Records provided —
## BEGIN

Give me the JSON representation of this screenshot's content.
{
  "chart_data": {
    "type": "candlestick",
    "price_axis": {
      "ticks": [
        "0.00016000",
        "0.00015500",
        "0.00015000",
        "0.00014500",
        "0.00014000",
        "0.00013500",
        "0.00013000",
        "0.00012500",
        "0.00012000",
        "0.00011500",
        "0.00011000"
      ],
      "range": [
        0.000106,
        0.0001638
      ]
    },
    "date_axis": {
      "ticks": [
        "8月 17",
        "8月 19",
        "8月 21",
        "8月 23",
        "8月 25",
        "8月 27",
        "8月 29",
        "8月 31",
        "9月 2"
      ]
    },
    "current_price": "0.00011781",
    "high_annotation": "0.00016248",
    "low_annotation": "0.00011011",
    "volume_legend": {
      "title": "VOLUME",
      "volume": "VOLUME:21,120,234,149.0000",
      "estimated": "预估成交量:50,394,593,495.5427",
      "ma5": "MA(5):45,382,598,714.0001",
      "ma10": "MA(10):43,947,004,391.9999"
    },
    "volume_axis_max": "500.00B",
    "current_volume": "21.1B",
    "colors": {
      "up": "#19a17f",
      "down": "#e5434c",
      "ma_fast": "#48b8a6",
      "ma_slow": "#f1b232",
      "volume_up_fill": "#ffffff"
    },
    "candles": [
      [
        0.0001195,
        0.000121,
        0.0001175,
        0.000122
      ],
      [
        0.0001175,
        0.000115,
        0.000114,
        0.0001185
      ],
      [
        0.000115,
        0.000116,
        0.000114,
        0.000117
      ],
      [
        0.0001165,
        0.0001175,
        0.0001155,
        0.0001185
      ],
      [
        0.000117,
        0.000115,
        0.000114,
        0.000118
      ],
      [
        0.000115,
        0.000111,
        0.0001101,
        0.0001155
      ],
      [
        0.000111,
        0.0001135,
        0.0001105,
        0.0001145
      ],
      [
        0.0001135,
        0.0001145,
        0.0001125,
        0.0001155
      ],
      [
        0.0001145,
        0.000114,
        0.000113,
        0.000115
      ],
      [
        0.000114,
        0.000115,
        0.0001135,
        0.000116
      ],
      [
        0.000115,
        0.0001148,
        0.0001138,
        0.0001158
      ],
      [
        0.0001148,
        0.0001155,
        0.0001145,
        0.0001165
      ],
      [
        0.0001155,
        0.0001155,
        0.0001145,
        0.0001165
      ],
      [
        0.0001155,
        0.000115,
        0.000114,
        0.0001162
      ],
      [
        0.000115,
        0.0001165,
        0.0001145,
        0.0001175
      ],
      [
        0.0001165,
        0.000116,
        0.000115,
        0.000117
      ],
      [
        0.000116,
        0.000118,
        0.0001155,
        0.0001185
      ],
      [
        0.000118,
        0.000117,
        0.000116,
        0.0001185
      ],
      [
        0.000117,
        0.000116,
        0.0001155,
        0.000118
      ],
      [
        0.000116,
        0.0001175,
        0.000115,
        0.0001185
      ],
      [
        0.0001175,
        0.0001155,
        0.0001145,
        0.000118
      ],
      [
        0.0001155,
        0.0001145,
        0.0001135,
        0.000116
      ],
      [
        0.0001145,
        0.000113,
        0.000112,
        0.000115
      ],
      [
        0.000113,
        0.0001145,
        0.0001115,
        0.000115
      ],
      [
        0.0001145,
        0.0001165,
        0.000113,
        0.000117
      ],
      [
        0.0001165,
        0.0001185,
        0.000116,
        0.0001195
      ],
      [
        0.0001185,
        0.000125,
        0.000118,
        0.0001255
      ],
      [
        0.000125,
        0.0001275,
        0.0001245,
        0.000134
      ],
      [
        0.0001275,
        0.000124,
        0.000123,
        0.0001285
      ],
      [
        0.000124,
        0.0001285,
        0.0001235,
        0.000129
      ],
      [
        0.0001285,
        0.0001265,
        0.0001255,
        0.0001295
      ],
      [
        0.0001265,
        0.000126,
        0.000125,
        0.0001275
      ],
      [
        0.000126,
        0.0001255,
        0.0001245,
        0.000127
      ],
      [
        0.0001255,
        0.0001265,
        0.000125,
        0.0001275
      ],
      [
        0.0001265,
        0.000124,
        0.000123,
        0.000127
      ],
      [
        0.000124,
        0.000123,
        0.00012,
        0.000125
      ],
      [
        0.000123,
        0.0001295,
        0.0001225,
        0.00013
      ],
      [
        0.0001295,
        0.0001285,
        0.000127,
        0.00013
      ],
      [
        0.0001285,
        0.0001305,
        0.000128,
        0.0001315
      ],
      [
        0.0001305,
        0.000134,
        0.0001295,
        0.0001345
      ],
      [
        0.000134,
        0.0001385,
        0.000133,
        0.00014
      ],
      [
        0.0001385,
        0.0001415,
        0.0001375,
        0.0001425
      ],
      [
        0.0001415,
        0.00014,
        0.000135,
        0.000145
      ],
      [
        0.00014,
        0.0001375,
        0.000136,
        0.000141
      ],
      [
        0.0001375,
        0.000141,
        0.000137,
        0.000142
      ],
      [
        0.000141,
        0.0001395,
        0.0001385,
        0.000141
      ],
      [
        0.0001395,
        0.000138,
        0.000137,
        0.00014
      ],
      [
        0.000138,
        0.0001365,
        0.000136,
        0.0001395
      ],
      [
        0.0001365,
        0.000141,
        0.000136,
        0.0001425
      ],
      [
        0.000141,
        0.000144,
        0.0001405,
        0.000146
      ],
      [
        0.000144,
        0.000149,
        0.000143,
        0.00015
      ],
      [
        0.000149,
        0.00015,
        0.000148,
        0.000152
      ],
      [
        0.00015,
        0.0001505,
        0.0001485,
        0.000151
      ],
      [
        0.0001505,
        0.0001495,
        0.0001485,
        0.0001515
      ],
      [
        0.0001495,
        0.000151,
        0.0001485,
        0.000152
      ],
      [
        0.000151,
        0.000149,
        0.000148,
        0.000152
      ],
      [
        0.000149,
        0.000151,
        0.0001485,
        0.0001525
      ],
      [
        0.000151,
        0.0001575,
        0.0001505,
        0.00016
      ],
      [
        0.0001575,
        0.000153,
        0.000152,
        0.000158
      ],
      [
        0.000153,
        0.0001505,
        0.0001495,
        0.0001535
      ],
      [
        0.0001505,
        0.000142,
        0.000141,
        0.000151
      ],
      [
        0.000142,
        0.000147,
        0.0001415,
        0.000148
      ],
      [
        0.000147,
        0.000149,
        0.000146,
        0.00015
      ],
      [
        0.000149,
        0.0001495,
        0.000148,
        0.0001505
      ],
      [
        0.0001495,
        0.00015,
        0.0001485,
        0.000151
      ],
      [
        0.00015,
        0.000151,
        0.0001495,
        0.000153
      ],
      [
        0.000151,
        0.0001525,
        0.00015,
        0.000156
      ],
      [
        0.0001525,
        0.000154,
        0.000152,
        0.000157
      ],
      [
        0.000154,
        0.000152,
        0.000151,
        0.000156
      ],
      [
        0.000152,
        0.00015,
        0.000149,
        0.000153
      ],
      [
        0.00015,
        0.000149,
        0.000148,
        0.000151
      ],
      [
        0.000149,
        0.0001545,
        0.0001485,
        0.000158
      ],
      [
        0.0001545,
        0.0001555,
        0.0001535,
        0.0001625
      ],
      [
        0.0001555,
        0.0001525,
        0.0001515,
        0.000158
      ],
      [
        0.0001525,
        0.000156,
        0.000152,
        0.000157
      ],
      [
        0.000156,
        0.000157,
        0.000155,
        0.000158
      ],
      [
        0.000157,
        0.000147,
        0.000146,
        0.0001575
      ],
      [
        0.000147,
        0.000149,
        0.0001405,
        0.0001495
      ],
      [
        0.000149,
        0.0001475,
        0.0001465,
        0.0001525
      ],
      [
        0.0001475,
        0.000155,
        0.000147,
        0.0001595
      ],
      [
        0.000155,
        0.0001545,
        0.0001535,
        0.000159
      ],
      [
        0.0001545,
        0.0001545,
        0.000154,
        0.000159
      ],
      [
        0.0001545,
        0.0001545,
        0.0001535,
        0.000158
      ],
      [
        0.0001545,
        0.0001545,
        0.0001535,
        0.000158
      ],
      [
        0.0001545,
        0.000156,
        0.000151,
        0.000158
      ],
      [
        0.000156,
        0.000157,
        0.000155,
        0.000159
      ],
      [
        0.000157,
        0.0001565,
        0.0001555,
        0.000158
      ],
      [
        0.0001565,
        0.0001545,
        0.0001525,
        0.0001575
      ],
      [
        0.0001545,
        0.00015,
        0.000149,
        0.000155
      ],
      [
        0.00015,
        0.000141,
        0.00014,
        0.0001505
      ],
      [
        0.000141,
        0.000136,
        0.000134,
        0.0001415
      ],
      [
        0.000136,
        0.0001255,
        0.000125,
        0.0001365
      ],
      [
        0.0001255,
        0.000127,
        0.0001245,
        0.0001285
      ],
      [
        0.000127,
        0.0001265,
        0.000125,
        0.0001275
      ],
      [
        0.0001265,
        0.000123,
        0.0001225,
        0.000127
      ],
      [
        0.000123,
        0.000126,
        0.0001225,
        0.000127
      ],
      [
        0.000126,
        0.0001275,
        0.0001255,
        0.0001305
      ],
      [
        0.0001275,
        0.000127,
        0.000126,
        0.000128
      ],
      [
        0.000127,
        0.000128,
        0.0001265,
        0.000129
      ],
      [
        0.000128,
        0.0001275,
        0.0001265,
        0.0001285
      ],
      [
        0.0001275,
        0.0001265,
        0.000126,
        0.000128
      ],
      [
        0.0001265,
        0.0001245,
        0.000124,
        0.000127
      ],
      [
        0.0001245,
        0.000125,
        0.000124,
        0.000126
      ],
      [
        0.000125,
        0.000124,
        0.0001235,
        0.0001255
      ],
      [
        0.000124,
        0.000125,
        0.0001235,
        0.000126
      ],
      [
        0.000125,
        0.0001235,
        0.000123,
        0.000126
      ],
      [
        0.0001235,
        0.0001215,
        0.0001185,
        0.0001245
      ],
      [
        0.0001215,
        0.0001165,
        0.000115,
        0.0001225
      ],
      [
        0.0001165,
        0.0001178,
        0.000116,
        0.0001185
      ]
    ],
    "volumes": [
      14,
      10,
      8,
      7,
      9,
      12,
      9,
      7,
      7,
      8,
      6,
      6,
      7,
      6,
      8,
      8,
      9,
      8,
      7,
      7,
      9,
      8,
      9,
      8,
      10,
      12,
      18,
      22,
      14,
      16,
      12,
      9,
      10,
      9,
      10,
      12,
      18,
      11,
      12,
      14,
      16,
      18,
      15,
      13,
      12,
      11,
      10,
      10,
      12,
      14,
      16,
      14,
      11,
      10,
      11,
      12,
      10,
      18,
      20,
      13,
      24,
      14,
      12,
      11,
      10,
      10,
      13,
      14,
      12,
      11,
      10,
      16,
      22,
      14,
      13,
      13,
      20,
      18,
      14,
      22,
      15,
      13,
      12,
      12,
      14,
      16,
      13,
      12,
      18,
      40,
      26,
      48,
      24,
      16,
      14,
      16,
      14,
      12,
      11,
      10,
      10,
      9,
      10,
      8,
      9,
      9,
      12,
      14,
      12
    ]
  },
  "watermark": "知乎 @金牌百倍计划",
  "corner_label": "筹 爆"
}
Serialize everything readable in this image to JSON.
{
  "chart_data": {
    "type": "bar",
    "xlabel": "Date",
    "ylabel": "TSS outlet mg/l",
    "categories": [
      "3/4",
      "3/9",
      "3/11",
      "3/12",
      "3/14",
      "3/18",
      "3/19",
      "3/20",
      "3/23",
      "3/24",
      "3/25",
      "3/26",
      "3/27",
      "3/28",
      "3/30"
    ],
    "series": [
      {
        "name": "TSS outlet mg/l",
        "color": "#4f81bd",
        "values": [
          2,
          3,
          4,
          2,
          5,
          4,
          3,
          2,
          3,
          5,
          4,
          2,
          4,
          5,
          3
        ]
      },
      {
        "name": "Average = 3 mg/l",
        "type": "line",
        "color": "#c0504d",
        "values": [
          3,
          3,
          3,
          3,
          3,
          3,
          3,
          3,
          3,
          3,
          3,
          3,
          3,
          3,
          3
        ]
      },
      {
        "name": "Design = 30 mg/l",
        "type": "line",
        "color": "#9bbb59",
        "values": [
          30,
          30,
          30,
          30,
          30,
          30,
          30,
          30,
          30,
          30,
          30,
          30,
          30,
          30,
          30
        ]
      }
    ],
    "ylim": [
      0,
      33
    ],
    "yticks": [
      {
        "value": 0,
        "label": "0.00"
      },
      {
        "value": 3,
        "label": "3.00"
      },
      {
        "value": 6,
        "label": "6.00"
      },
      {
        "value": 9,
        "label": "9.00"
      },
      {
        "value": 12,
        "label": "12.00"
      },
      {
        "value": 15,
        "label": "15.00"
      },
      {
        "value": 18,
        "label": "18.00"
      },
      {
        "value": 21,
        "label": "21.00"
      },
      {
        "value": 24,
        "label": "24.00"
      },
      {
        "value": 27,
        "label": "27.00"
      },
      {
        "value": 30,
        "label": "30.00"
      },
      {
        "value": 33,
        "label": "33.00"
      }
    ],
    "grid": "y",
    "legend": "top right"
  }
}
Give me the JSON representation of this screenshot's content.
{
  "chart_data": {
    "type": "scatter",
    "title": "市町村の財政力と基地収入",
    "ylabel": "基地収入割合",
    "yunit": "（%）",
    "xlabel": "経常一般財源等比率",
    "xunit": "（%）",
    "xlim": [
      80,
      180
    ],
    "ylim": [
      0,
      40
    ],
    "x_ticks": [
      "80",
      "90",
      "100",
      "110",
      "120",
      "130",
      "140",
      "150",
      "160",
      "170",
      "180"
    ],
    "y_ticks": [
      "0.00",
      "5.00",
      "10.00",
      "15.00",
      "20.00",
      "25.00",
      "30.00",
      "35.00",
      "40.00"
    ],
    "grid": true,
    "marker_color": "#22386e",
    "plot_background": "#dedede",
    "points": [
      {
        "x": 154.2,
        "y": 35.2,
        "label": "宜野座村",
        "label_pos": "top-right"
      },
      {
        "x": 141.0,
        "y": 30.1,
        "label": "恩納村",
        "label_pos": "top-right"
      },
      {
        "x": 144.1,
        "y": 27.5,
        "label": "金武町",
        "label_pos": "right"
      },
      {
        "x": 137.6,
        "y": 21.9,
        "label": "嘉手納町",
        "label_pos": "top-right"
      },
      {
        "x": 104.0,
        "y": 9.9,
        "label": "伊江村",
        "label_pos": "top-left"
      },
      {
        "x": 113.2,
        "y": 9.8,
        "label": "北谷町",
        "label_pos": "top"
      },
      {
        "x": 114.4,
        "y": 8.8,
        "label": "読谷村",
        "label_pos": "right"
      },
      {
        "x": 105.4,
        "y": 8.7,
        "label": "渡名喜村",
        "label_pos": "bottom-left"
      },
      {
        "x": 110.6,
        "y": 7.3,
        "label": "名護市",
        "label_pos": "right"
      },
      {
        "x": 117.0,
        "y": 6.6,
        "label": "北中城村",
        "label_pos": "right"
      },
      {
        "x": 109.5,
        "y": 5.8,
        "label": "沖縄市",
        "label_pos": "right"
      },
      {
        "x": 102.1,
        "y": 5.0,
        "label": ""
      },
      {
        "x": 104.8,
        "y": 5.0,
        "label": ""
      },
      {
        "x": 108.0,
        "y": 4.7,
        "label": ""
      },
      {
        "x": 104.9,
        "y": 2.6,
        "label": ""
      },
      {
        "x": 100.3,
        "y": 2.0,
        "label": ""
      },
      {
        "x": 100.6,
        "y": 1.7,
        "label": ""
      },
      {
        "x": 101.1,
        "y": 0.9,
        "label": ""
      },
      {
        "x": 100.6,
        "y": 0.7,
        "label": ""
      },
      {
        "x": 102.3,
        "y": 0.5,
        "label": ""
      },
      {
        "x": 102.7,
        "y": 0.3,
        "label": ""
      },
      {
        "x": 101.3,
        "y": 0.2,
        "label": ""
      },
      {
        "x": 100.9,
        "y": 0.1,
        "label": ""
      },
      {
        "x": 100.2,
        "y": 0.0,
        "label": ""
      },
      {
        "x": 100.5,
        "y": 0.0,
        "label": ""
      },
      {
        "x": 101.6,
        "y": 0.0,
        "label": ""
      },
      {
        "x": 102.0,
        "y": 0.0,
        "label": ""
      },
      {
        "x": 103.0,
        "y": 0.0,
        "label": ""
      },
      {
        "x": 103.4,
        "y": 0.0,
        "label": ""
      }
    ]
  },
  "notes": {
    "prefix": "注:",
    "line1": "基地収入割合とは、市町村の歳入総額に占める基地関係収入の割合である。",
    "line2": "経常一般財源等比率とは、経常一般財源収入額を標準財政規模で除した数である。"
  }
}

## END

Work instructions —
Pull every line containing "ylabel" from the material above.

Result of the exercise —
    "ylabel": "TSS outlet mg/l",
    "ylabel": "基地収入割合",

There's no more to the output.